**Direction**. In your copy, reproduce the entries exactly as they are, minus the images.

(Collected data entries)
Start

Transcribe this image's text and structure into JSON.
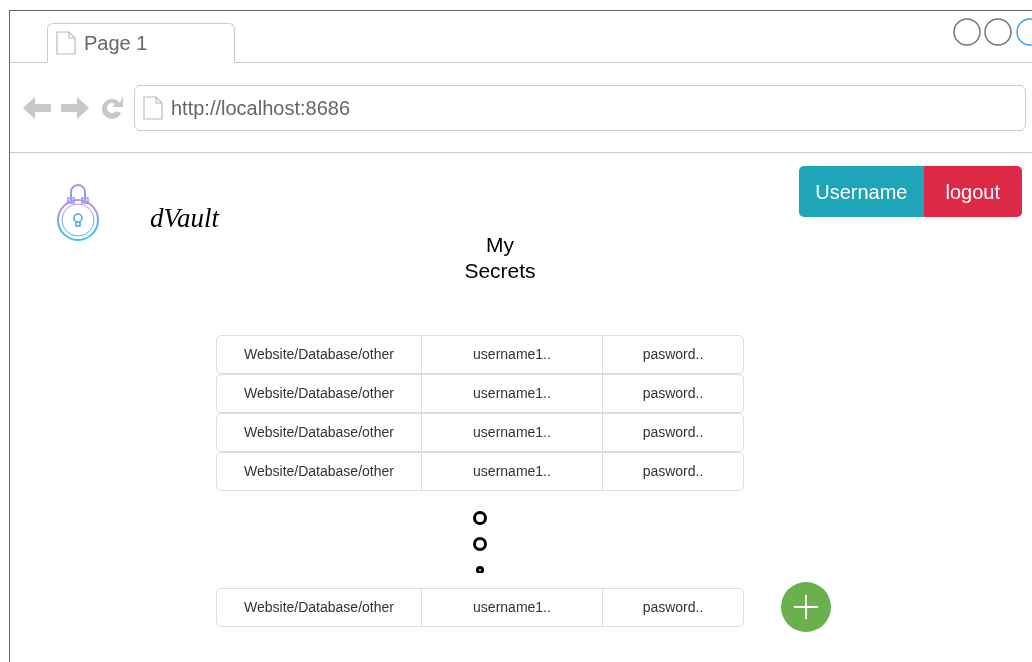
{
  "browser": {
    "tab": {
      "title": "Page 1"
    },
    "url": "http://localhost:8686"
  },
  "header": {
    "app_name": "dVault",
    "user_button": "Username",
    "logout_button": "logout"
  },
  "title": "My Secrets",
  "secrets": [
    {
      "site": "Website/Database/other",
      "username": "username1..",
      "password": "pasword.."
    },
    {
      "site": "Website/Database/other",
      "username": "username1..",
      "password": "pasword.."
    },
    {
      "site": "Website/Database/other",
      "username": "username1..",
      "password": "pasword.."
    },
    {
      "site": "Website/Database/other",
      "username": "username1..",
      "password": "pasword.."
    }
  ],
  "last_secret": {
    "site": "Website/Database/other",
    "username": "username1..",
    "password": "pasword.."
  }
}
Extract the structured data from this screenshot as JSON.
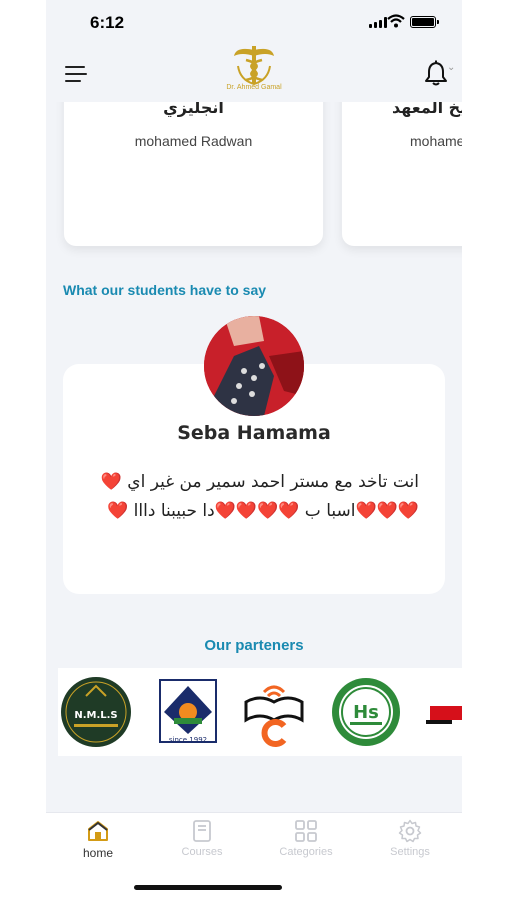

End

**Solution for this task**.
Transcribe this image's text and structure into JSON.
{
  "browser": {
    "tab": {
      "title": "Page 1"
    },
    "url": "http://localhost:8686"
  },
  "header": {
    "app_name": "dVault",
    "user_button": "Username",
    "logout_button": "logout"
  },
  "title": "My Secrets",
  "secrets": [
    {
      "site": "Website/Database/other",
      "username": "username1..",
      "password": "pasword.."
    },
    {
      "site": "Website/Database/other",
      "username": "username1..",
      "password": "pasword.."
    },
    {
      "site": "Website/Database/other",
      "username": "username1..",
      "password": "pasword.."
    },
    {
      "site": "Website/Database/other",
      "username": "username1..",
      "password": "pasword.."
    }
  ],
  "last_secret": {
    "site": "Website/Database/other",
    "username": "username1..",
    "password": "pasword.."
  }
}
Extract the structured data from this screenshot as JSON.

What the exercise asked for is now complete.